──────── Records shown
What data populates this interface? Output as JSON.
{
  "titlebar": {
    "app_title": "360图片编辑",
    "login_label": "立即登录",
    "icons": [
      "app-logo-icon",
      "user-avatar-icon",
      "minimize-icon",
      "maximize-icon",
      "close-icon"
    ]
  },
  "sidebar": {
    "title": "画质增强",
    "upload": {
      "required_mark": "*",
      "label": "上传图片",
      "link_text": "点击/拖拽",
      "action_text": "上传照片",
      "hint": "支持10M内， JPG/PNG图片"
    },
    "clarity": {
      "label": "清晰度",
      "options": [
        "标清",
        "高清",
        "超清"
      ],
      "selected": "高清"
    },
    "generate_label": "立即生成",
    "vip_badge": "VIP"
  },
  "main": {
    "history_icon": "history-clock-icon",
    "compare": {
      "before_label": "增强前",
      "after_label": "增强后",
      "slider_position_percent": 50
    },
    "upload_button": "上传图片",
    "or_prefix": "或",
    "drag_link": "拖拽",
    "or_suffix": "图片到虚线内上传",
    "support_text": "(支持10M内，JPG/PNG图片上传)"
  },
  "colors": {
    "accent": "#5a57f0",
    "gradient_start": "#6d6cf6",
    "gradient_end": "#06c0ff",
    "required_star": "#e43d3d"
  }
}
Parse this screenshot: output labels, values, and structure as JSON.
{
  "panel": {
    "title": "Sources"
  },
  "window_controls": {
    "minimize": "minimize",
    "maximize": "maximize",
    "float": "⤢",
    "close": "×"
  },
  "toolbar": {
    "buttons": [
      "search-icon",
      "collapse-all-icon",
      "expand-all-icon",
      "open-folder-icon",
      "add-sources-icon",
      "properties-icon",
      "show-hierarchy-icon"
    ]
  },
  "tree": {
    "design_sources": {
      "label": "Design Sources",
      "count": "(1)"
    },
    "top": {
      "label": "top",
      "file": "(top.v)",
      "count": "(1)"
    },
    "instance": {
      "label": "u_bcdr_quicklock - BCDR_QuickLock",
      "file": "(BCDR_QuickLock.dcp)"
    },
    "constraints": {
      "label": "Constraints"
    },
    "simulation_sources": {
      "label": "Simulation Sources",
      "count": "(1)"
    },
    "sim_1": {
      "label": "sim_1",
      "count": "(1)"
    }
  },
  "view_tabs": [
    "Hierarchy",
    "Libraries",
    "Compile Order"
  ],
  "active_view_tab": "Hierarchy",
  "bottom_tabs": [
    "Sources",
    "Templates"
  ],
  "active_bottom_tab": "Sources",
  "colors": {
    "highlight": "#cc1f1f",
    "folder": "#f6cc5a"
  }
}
────────────────
Write out again, unchanged, every line from the line containing "Parse this screenshot: output" to the final line of the material above.

Parse this screenshot: output labels, values, and structure as JSON.
{
  "panel": {
    "title": "Sources"
  },
  "window_controls": {
    "minimize": "minimize",
    "maximize": "maximize",
    "float": "⤢",
    "close": "×"
  },
  "toolbar": {
    "buttons": [
      "search-icon",
      "collapse-all-icon",
      "expand-all-icon",
      "open-folder-icon",
      "add-sources-icon",
      "properties-icon",
      "show-hierarchy-icon"
    ]
  },
  "tree": {
    "design_sources": {
      "label": "Design Sources",
      "count": "(1)"
    },
    "top": {
      "label": "top",
      "file": "(top.v)",
      "count": "(1)"
    },
    "instance": {
      "label": "u_bcdr_quicklock - BCDR_QuickLock",
      "file": "(BCDR_QuickLock.dcp)"
    },
    "constraints": {
      "label": "Constraints"
    },
    "simulation_sources": {
      "label": "Simulation Sources",
      "count": "(1)"
    },
    "sim_1": {
      "label": "sim_1",
      "count": "(1)"
    }
  },
  "view_tabs": [
    "Hierarchy",
    "Libraries",
    "Compile Order"
  ],
  "active_view_tab": "Hierarchy",
  "bottom_tabs": [
    "Sources",
    "Templates"
  ],
  "active_bottom_tab": "Sources",
  "colors": {
    "highlight": "#cc1f1f",
    "folder": "#f6cc5a"
  }
}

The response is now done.